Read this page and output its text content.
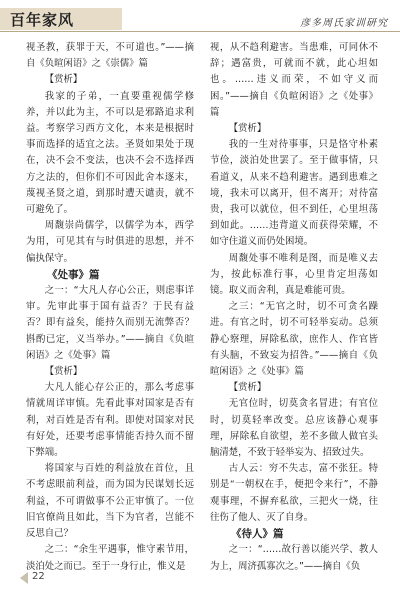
百年家风	彦多周氏家训研究

视圣教，获罪于天，不可道也。”——摘自《负暄闲语》之《崇儒》篇

【赏析】

我家的子弟，一直要重视儒学修养，并以此为主，不可以是邪路追求利益。考察学习西方文化，本来是根据时事而选择的适宜之法。圣贤如果处于现在，决不会不变法，也决不会不选择西方之法的，但你们不可因此舍本逐末，蔑视圣贤之道，到那时遭天谴责，就不可避免了。

周馥崇尚儒学，以儒学为本，西学为用，可见其有与时俱进的思想，并不偏执保守。

《处事》篇

之一：“大凡人存心公正，则虑事详审。先审此事于国有益否？于民有益否？即有益矣，能持久而别无流弊否？斟酌已定，义当举办。”——摘自《负暄闲语》之《处事》篇

【赏析】

大凡人能心存公正的，那么考虑事情就周详审慎。先看此事对国家是否有利，对百姓是否有利。即使对国家对民有好处，还要考虑事情能否持久而不留下弊端。

将国家与百姓的利益放在首位，且不考虑眼前利益，而为国为民谋划长远利益，不可谓做事不公正审慎了。一位旧官僚尚且如此，当下为官者，岂能不反思自己？

之二：“余生平遇事，惟守素节用，淡泊处之而已。至于一身行止，惟义是

视，从不趋利避害。当患难，可同休不辞；遇富贵，可就而不就，此心坦如也。……违义而荣，不如守义而困。”——摘自《负暄闲语》之《处事》篇

【赏析】

我的一生对待事事，只是恪守朴素节俭，淡泊处世罢了。至于做事情，只看道义，从来不趋利避害。遇到患难之境，我未可以离开，但不离开；对待富贵，我可以就位，但不到任，心里坦荡到如此。……违背道义而获得荣耀，不如守住道义而仍处困境。

周馥处事不唯利是图，而是唯义去为，按此标准行事，心里肯定坦荡如镜。取义而舍利，真是难能可贵。

之三：“无官之时，切不可贪名躁进。有官之时，切不可轻举妄动。总须静心察理，屏除私欲，庶作人、作官皆有头脑，不致妄为招咎。”——摘自《负暄闲语》之《处事》篇

【赏析】

无官位时，切莫贪名冒进；有官位时，切莫轻率改变。总应该静心观事理，屏除私自欲望，差不多做人做官头脑清楚，不致于轻举妄为、招致过失。

古人云：穷不失志，富不张狂。特别是“一朝权在手，便把令来行”，不静观事理，不摒弃私欲，三把火一烧，往往伤了他人、灭了自身。

《待人》篇

之一：“……故行善以能兴学、教人为上，周济孤寡次之。”——摘自《负

22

====================

Collect each line containing the string "负暄闲语".

视圣教，获罪于天，不可道也。”——摘自《负暄闲语》之《崇儒》篇
之一：“大凡人存心公正，则虑事详审。先审此事于国有益否？于民有益否？即有益矣，能持久而别无流弊否？斟酌已定，义当举办。”——摘自《负暄闲语》之《处事》篇
视，从不趋利避害。当患难，可同休不辞；遇富贵，可就而不就，此心坦如也。……违义而荣，不如守义而困。”——摘自《负暄闲语》之《处事》篇
之三：“无官之时，切不可贪名躁进。有官之时，切不可轻举妄动。总须静心察理，屏除私欲，庶作人、作官皆有头脑，不致妄为招咎。”——摘自《负暄闲语》之《处事》篇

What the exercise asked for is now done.